__Task objective__
Find every line in the records below that contains the word "value", and copy each such line.

Collected data:
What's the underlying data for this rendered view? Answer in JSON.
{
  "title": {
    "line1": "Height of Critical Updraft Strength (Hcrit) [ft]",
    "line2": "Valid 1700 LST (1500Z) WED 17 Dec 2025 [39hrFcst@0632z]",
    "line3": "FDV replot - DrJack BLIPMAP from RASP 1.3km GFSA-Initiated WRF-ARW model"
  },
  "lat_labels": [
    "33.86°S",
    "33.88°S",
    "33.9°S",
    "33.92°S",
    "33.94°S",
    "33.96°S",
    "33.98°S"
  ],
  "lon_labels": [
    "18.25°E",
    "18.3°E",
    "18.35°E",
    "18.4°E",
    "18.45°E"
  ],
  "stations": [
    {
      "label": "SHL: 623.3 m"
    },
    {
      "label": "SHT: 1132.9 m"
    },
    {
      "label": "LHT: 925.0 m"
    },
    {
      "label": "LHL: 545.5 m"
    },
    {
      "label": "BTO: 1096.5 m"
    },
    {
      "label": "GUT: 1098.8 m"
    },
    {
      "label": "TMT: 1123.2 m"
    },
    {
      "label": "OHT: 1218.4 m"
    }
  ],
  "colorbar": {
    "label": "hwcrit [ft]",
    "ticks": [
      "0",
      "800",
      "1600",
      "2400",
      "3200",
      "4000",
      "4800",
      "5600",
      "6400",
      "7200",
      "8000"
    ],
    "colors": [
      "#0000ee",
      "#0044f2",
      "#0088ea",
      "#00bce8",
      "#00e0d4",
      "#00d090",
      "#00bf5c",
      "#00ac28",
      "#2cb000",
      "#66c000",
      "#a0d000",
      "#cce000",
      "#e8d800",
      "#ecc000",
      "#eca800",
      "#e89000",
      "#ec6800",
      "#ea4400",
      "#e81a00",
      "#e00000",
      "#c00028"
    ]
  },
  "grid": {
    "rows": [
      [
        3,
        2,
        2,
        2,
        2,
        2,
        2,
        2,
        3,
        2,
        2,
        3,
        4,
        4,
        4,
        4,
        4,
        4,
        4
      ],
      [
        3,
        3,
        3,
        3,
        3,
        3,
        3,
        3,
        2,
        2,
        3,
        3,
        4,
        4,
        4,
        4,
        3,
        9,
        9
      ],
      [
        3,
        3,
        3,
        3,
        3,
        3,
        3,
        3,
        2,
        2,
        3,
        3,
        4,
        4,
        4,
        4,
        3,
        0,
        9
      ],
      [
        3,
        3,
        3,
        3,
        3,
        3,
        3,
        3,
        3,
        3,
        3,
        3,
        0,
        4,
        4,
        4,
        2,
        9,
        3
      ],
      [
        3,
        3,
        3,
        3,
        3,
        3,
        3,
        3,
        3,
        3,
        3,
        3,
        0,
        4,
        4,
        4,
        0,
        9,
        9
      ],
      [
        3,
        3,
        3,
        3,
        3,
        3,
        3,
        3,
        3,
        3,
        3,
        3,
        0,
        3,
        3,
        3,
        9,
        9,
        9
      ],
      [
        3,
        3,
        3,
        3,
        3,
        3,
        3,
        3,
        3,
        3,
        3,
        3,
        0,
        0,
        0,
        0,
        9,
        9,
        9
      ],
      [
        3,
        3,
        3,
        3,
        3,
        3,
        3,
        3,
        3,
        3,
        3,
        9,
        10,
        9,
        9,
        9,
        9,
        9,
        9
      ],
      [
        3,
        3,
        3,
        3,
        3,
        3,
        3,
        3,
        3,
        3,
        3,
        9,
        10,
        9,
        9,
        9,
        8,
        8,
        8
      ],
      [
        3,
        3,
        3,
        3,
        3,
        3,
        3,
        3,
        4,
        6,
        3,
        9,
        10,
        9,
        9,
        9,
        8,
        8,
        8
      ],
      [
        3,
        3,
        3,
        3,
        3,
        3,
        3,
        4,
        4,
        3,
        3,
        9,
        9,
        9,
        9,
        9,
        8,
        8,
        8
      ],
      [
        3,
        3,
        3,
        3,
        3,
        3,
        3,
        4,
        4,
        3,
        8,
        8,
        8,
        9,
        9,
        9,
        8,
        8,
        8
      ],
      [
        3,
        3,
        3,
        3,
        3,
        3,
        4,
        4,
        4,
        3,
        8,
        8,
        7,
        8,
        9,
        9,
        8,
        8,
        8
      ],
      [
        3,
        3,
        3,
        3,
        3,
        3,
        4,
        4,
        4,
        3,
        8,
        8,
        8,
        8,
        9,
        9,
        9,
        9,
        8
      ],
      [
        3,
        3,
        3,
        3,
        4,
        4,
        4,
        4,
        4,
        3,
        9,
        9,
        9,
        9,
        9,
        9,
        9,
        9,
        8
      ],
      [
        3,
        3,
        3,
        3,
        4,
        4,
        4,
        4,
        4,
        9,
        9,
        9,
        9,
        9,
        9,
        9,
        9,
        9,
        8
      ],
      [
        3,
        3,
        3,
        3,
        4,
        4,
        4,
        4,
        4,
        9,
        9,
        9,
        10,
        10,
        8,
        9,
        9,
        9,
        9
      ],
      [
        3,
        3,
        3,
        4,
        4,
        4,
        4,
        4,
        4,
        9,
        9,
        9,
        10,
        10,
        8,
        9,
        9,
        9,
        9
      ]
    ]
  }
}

* * *

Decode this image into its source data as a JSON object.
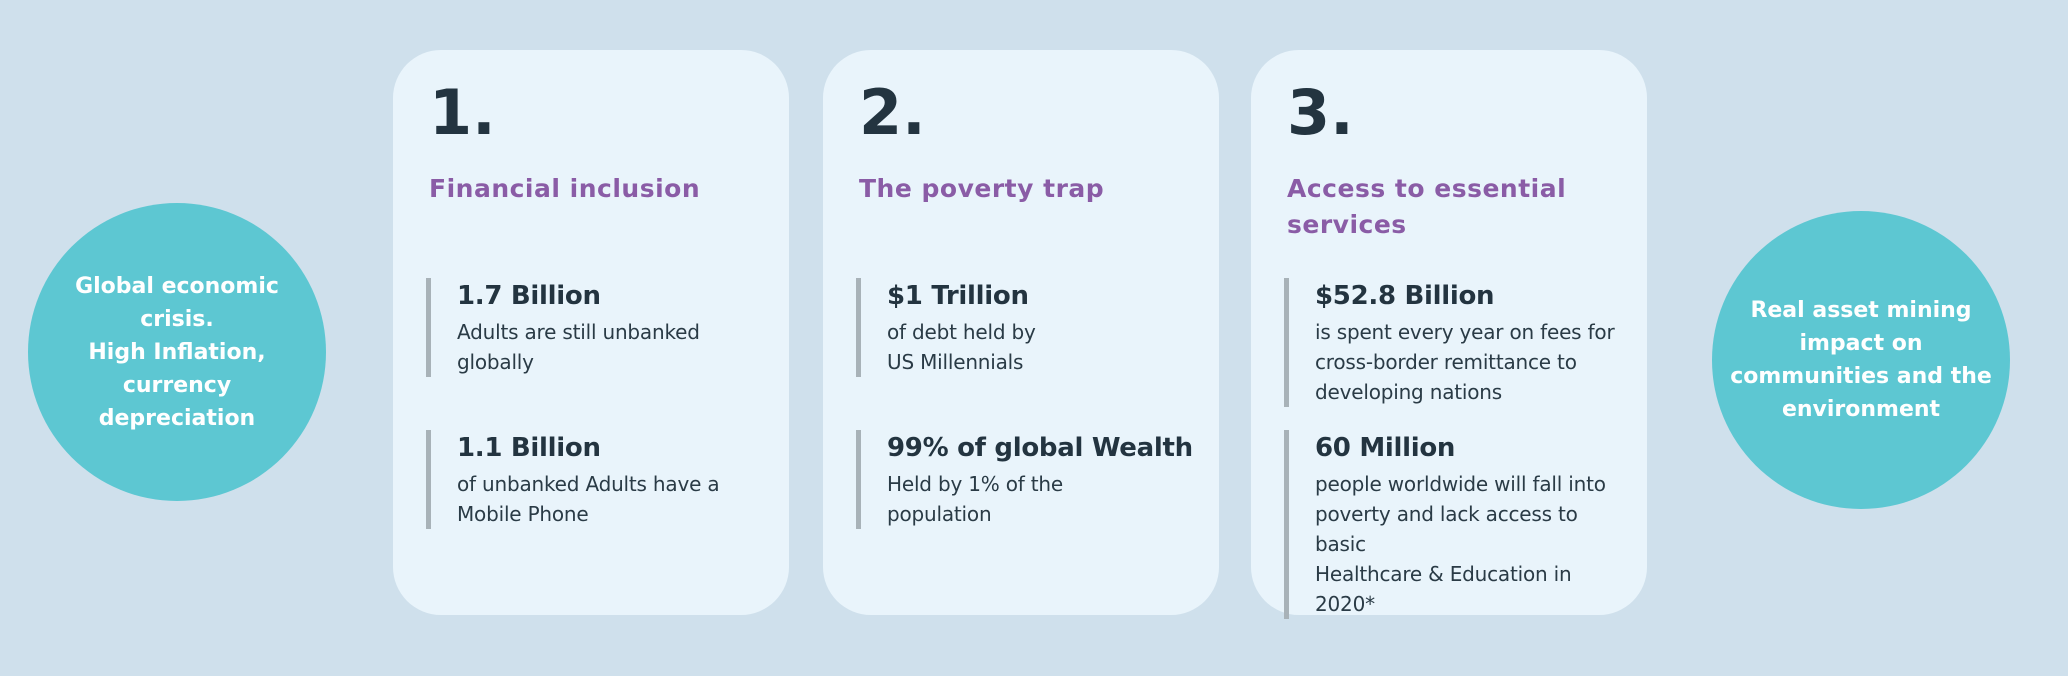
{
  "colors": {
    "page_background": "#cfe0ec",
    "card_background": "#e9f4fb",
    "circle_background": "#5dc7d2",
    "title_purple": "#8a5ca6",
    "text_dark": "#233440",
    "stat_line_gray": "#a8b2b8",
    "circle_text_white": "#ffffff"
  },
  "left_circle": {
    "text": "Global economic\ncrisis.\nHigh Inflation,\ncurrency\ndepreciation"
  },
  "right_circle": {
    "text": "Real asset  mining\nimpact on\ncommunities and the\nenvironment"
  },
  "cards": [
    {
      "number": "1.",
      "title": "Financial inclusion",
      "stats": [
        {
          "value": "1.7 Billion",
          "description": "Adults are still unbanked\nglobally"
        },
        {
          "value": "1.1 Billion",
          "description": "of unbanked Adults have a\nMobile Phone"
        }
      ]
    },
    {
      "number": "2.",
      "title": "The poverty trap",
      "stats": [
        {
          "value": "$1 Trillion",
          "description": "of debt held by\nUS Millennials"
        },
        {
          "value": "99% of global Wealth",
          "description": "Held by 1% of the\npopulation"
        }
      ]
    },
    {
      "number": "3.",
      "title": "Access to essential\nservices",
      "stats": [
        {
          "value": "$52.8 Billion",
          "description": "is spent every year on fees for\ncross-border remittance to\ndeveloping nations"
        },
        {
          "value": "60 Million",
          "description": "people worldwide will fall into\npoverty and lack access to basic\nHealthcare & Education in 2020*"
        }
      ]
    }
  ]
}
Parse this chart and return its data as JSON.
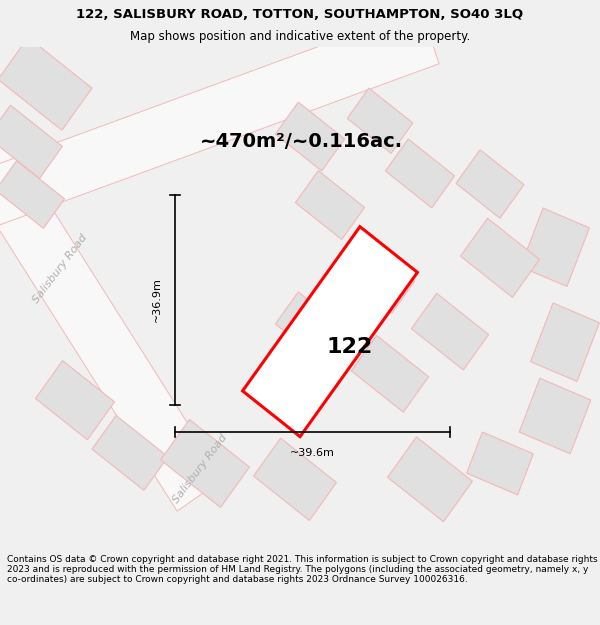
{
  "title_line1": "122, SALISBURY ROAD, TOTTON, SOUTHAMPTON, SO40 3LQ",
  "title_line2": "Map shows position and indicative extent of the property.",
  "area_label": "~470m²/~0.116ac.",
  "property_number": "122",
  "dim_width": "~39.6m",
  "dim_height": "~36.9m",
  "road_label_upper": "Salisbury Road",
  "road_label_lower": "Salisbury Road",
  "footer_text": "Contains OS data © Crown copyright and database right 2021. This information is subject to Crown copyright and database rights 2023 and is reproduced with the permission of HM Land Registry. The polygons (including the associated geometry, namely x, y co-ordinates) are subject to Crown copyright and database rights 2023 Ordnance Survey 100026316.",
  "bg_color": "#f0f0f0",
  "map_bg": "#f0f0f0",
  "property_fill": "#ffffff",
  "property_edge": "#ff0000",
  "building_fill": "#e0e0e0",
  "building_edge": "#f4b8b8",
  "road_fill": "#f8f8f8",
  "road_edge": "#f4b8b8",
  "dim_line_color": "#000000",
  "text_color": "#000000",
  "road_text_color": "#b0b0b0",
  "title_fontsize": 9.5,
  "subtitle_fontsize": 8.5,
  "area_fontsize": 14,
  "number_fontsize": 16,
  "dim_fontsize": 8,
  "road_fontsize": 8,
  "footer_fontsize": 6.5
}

__The solution__
          "value": "1.7 Billion",
          "value": "1.1 Billion",
          "value": "$1 Trillion",
          "value": "99% of global Wealth",
          "value": "$52.8 Billion",
          "value": "60 Million",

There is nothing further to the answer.